■ WHAT IS EXPECTED:
Lines that hold the word "Dashboard" should be located and copied.

Items from a dataset
'''

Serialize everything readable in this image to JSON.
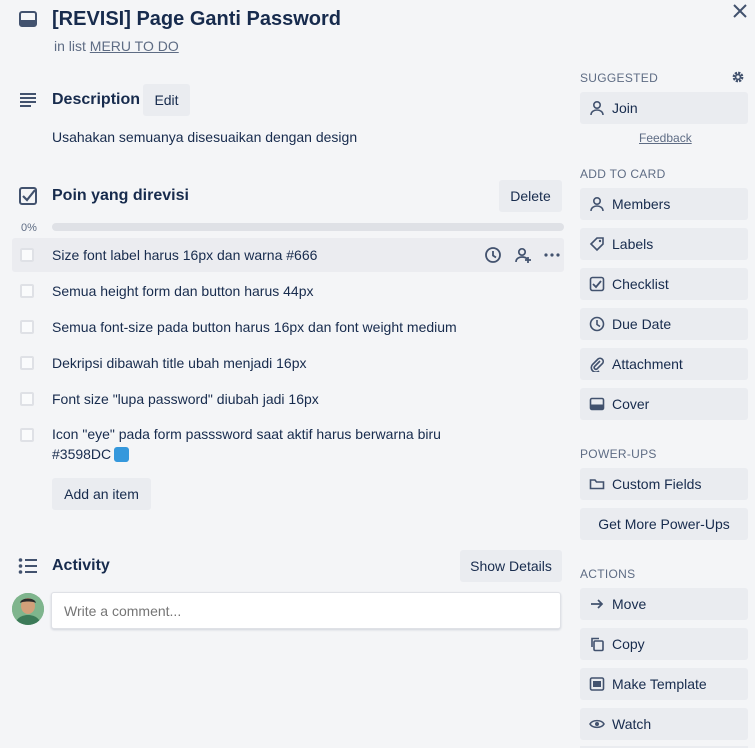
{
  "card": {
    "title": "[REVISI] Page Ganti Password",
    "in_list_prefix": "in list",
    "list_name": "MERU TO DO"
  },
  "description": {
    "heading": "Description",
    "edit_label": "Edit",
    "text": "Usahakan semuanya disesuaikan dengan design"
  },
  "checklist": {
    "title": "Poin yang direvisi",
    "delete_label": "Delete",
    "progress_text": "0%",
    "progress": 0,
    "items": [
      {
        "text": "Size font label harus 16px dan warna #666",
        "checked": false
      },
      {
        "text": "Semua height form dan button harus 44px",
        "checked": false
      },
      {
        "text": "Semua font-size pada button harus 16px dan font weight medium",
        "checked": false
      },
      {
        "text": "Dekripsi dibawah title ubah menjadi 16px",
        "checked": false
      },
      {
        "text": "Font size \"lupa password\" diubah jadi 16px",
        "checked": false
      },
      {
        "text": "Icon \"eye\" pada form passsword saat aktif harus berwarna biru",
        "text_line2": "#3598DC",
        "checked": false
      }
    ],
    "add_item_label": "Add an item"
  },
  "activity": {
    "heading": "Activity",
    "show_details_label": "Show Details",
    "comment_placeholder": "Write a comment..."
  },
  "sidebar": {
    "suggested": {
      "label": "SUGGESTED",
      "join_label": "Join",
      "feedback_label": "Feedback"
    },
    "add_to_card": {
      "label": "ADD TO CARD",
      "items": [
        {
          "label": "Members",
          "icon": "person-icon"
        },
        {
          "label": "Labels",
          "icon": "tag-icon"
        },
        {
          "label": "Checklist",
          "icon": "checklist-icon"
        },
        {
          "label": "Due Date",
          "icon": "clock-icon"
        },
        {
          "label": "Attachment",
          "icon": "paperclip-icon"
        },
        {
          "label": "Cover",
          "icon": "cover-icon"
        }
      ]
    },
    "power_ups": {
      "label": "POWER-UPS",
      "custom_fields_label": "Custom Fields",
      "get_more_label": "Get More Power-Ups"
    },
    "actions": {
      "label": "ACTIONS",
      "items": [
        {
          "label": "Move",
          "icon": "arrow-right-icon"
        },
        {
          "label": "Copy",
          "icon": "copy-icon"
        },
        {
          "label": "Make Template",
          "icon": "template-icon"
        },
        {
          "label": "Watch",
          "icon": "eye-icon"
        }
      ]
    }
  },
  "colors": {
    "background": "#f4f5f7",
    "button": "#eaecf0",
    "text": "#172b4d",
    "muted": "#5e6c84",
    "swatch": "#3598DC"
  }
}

'''
'''

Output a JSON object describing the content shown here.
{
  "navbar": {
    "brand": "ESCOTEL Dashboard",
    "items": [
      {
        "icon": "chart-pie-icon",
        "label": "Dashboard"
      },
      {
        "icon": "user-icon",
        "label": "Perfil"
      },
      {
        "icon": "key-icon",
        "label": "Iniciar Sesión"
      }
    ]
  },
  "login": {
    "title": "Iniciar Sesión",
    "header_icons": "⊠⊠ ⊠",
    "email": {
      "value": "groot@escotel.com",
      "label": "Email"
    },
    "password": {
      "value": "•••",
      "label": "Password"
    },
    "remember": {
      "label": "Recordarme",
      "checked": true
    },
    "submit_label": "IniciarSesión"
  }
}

'''

■ ANSWER FOR THE TASK:
    "brand": "ESCOTEL Dashboard",
        "label": "Dashboard"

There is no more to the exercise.